» PROBLEM TO SOLVE:
Which lines include the word "کرنے"? Copy each of them.

» Data entries:
## Start
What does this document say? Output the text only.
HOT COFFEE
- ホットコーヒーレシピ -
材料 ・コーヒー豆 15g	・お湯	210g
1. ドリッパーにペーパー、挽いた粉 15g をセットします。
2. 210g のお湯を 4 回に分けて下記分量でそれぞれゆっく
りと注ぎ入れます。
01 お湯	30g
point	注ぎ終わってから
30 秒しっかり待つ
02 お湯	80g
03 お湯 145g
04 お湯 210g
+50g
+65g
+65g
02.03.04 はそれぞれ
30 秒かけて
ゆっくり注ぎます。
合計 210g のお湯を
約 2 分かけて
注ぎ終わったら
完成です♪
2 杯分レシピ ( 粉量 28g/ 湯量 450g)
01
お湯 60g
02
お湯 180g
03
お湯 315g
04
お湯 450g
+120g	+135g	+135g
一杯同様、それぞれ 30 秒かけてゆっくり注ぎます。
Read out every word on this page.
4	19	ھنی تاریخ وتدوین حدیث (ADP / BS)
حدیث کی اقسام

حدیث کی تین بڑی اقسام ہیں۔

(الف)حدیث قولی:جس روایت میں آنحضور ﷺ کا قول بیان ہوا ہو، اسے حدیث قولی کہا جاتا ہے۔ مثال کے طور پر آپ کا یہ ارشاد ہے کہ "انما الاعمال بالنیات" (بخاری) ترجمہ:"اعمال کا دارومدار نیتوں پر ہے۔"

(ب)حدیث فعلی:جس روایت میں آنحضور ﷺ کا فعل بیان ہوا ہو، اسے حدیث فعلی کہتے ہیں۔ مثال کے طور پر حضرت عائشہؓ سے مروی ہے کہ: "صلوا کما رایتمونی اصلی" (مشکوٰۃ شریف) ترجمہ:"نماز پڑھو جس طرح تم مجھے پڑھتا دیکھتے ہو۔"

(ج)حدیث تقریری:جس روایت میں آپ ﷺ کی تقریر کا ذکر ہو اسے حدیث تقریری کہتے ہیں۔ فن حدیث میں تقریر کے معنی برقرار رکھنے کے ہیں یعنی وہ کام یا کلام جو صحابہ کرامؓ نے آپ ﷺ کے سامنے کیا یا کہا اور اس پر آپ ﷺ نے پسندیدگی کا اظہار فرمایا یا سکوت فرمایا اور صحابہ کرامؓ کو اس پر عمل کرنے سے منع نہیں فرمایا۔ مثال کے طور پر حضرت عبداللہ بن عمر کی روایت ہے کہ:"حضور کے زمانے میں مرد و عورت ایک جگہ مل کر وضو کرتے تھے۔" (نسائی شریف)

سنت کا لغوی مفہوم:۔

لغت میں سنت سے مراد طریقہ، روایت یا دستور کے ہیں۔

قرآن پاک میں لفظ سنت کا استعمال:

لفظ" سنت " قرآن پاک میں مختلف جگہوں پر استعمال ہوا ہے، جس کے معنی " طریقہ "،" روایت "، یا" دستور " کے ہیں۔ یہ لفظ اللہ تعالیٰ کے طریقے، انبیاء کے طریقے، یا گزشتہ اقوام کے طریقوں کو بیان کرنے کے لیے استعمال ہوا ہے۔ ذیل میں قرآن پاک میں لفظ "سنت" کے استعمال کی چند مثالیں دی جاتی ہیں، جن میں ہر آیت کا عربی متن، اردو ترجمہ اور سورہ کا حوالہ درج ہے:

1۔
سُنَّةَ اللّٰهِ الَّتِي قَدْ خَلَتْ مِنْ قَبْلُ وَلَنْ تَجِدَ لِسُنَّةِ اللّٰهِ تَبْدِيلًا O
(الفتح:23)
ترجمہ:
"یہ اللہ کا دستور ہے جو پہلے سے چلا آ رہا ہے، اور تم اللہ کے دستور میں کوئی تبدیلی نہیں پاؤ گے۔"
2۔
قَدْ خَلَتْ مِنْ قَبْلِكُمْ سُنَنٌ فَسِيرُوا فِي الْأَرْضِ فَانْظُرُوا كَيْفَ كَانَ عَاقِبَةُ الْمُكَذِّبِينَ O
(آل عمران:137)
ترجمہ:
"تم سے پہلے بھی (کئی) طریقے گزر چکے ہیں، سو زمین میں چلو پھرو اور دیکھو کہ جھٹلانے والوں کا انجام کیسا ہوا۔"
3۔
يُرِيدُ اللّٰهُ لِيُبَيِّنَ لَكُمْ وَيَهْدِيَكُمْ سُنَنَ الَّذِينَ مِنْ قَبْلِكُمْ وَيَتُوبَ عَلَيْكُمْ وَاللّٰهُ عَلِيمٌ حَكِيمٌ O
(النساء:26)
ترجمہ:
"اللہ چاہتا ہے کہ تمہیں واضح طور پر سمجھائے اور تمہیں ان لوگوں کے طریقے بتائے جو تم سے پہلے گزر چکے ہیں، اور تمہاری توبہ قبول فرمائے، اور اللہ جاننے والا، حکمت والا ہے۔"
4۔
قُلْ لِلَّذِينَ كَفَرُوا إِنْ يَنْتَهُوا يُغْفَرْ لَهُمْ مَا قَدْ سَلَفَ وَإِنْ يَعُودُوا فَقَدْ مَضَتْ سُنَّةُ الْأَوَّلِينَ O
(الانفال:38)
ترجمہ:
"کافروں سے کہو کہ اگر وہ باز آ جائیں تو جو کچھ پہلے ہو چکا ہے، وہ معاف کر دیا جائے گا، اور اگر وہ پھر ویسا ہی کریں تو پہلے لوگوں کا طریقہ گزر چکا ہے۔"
## End
» FINISHED ANSWER:
(ج)حدیث تقریری:جس روایت میں آپ ﷺ کی تقریر کا ذکر ہو اسے حدیث تقریری کہتے ہیں۔ فن حدیث میں تقریر کے معنی برقرار رکھنے کے ہیں یعنی وہ کام یا کلام جو صحابہ کرامؓ نے آپ ﷺ کے سامنے کیا یا کہا اور اس پر آپ ﷺ نے پسندیدگی کا اظہار فرمایا یا سکوت فرمایا اور صحابہ کرامؓ کو اس پر عمل کرنے سے منع نہیں فرمایا۔ مثال کے طور پر حضرت عبداللہ بن عمر کی روایت ہے کہ:"حضور کے زمانے میں مرد و عورت ایک جگہ مل کر وضو کرتے تھے۔" (نسائی شریف)
لفظ" سنت " قرآن پاک میں مختلف جگہوں پر استعمال ہوا ہے، جس کے معنی " طریقہ "،" روایت "، یا" دستور " کے ہیں۔ یہ لفظ اللہ تعالیٰ کے طریقے، انبیاء کے طریقے، یا گزشتہ اقوام کے طریقوں کو بیان کرنے کے لیے استعمال ہوا ہے۔ ذیل میں قرآن پاک میں لفظ "سنت" کے استعمال کی چند مثالیں دی جاتی ہیں، جن میں ہر آیت کا عربی متن، اردو ترجمہ اور سورہ کا حوالہ درج ہے:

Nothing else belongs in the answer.